#### DATA PROVIDED

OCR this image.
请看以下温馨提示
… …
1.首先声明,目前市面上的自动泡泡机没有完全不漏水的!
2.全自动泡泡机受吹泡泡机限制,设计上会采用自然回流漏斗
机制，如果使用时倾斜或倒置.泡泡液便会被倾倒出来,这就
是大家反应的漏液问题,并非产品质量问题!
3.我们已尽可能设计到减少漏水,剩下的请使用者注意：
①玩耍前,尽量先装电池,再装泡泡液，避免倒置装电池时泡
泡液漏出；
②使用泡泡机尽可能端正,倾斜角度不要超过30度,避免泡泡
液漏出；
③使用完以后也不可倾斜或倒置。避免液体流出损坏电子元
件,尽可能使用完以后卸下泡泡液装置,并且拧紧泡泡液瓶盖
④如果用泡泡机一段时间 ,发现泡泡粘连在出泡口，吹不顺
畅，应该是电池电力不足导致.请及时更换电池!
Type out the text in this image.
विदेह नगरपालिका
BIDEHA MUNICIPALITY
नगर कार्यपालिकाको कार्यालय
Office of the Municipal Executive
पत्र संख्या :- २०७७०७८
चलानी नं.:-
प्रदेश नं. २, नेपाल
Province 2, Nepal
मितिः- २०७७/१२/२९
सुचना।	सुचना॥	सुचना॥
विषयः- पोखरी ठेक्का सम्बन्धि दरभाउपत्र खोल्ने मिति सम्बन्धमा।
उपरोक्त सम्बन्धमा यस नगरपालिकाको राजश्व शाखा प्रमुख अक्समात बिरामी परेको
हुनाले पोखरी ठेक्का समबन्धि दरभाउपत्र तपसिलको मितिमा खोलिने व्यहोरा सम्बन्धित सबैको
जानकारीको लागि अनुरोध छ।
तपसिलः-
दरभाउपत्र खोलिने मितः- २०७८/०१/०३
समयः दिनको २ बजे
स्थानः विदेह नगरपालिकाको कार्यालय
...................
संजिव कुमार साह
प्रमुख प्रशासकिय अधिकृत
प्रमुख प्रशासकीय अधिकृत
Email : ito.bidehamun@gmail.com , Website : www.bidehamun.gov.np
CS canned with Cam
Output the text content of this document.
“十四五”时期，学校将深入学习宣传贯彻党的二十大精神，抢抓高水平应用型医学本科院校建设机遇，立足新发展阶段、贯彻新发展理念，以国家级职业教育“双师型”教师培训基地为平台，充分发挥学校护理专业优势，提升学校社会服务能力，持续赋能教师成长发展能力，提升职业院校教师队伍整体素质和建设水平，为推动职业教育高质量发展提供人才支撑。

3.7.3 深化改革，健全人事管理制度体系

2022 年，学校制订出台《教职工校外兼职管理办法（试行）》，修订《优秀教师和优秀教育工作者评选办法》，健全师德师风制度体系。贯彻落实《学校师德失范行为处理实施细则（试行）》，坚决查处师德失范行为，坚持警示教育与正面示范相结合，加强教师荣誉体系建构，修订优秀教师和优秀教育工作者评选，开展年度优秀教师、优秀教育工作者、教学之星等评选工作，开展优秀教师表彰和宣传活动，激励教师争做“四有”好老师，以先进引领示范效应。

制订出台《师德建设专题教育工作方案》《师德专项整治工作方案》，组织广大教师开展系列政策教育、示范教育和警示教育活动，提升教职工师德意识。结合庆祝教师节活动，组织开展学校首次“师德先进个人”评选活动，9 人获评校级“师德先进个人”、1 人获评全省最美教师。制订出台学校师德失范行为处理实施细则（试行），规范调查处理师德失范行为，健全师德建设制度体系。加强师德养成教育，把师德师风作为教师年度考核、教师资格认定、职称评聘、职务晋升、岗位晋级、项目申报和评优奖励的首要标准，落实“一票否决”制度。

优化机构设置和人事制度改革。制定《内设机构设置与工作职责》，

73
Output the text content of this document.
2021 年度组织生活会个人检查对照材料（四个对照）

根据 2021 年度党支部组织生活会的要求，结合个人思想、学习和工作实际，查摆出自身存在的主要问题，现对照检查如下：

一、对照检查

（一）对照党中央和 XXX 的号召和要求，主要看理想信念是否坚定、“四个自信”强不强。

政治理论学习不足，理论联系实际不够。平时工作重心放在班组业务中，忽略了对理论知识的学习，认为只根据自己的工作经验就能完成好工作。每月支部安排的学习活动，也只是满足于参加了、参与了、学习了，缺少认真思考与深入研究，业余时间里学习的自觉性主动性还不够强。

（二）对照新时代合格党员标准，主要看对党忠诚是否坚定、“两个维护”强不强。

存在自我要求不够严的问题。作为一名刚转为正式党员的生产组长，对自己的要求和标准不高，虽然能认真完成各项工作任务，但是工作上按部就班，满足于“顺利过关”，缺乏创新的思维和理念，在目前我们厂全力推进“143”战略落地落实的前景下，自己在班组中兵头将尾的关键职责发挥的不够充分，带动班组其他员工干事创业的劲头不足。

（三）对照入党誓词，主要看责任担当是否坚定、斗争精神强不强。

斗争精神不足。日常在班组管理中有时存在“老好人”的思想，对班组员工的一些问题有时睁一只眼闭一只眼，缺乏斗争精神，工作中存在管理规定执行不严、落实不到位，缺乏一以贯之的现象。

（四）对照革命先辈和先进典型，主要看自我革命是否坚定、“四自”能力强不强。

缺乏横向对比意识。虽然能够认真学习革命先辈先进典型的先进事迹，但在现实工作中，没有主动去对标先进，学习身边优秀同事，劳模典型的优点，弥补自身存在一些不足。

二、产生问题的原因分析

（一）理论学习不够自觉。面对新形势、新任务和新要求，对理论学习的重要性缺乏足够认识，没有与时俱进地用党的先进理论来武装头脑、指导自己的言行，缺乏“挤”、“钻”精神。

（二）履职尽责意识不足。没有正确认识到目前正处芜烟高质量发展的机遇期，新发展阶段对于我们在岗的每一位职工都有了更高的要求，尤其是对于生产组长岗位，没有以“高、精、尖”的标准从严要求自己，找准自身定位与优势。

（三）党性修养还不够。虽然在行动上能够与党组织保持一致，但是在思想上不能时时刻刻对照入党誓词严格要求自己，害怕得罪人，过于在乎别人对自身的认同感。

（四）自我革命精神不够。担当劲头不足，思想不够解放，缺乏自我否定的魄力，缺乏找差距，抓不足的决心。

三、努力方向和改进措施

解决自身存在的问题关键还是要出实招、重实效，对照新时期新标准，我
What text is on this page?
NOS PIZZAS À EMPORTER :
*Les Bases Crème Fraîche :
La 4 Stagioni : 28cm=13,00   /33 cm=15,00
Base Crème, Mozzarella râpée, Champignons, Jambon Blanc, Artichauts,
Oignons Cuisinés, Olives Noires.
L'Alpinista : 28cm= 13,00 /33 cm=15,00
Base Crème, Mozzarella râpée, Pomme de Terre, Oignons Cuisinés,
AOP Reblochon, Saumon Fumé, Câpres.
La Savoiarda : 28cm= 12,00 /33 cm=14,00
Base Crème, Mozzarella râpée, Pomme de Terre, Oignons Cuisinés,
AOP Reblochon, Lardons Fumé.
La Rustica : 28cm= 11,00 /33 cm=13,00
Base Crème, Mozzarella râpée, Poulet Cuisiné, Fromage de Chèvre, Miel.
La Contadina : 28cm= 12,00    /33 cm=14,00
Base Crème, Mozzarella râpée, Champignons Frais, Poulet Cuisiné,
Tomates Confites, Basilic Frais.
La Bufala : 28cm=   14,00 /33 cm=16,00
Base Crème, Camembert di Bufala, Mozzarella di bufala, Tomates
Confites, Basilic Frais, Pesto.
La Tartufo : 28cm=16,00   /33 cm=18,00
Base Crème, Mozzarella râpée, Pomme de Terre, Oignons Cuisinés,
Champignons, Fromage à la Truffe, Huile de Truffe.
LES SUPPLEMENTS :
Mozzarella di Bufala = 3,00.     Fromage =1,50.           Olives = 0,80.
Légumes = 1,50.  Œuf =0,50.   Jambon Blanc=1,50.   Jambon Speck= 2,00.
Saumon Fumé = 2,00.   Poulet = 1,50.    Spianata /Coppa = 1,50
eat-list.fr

#### THE PROBLEM
Select and copy every line of the listing with the word "Frais".

#### RESULT FOR THIS EXERCISE
Base Crème, Mozzarella râpée, Champignons Frais, Poulet Cuisiné,
Tomates Confites, Basilic Frais.
Confites, Basilic Frais, Pesto.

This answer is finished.